Read through the records below and copy each line that uses the word "المبرد".

▸ **Records shown**:

************

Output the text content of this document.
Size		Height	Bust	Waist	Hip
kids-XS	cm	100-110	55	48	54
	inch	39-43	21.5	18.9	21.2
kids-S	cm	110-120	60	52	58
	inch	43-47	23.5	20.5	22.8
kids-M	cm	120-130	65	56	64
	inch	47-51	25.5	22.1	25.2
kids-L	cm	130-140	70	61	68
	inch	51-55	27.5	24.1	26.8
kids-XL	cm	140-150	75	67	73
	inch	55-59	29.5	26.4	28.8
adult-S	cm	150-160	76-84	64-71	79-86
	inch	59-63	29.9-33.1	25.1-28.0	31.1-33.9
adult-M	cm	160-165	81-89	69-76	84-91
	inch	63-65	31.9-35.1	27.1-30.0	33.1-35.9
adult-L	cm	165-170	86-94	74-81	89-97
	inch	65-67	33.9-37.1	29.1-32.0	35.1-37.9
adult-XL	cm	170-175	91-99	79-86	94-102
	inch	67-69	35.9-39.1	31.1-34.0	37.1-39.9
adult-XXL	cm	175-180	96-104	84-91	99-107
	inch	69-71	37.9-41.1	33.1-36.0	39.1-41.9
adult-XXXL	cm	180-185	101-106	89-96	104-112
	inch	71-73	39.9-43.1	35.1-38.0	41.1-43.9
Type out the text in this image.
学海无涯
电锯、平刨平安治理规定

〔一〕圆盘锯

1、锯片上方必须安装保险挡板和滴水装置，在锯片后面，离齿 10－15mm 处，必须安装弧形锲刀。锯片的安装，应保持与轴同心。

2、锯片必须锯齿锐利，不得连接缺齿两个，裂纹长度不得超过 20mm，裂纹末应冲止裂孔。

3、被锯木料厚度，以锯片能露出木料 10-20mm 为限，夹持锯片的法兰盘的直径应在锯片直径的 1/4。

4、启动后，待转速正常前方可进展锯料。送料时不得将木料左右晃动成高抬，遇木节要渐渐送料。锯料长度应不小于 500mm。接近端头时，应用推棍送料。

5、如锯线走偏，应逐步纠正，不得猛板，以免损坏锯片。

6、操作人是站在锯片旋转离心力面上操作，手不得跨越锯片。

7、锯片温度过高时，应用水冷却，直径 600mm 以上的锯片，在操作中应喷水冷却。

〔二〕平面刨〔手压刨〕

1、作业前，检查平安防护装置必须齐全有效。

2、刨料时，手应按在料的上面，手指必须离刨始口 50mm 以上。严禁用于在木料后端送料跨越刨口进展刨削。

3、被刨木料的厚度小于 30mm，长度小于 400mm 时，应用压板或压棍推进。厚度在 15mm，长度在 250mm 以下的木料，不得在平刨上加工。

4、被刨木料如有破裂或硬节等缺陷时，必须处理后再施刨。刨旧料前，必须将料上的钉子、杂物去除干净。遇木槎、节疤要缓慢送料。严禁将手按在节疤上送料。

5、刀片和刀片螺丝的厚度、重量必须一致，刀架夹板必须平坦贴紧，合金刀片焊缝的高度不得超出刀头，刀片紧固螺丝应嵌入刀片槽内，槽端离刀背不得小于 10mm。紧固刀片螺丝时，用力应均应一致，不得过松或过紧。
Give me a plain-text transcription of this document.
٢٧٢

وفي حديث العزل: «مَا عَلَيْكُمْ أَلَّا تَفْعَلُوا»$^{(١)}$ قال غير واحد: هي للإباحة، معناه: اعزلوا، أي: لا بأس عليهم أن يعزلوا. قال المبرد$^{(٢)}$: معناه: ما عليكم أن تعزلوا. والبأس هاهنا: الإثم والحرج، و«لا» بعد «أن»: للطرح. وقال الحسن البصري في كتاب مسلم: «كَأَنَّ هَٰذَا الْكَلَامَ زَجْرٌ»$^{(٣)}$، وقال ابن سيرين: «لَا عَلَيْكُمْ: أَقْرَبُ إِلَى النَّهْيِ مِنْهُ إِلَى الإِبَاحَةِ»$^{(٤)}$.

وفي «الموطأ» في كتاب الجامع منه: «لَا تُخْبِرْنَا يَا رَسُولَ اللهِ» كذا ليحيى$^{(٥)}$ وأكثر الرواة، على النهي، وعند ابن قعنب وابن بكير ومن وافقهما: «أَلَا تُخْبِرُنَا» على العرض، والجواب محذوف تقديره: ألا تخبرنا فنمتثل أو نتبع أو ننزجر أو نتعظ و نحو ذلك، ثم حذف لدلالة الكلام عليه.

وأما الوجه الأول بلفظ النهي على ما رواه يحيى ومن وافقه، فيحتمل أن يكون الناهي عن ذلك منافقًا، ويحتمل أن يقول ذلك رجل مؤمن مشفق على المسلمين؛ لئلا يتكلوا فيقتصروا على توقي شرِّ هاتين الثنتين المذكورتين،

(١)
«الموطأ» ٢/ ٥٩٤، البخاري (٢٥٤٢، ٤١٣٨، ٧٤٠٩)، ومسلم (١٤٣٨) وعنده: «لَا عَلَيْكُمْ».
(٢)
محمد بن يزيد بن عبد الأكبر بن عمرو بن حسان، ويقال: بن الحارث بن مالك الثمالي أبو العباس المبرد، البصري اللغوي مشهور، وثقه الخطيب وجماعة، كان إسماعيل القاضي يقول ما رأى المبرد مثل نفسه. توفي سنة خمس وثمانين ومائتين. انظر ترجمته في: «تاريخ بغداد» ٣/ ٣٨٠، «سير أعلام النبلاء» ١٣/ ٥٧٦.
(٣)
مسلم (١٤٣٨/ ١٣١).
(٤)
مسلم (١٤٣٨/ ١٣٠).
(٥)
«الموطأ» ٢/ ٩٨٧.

************

▸ **Problem solution**:
وفي حديث العزل: «مَا عَلَيْكُمْ أَلَّا تَفْعَلُوا»$^{(١)}$ قال غير واحد: هي للإباحة، معناه: اعزلوا، أي: لا بأس عليهم أن يعزلوا. قال المبرد$^{(٢)}$: معناه: ما عليكم أن تعزلوا. والبأس هاهنا: الإثم والحرج، و«لا» بعد «أن»: للطرح. وقال الحسن البصري في كتاب مسلم: «كَأَنَّ هَٰذَا الْكَلَامَ زَجْرٌ»$^{(٣)}$، وقال ابن سيرين: «لَا عَلَيْكُمْ: أَقْرَبُ إِلَى النَّهْيِ مِنْهُ إِلَى الإِبَاحَةِ»$^{(٤)}$.
محمد بن يزيد بن عبد الأكبر بن عمرو بن حسان، ويقال: بن الحارث بن مالك الثمالي أبو العباس المبرد، البصري اللغوي مشهور، وثقه الخطيب وجماعة، كان إسماعيل القاضي يقول ما رأى المبرد مثل نفسه. توفي سنة خمس وثمانين ومائتين. انظر ترجمته في: «تاريخ بغداد» ٣/ ٣٨٠، «سير أعلام النبلاء» ١٣/ ٥٧٦.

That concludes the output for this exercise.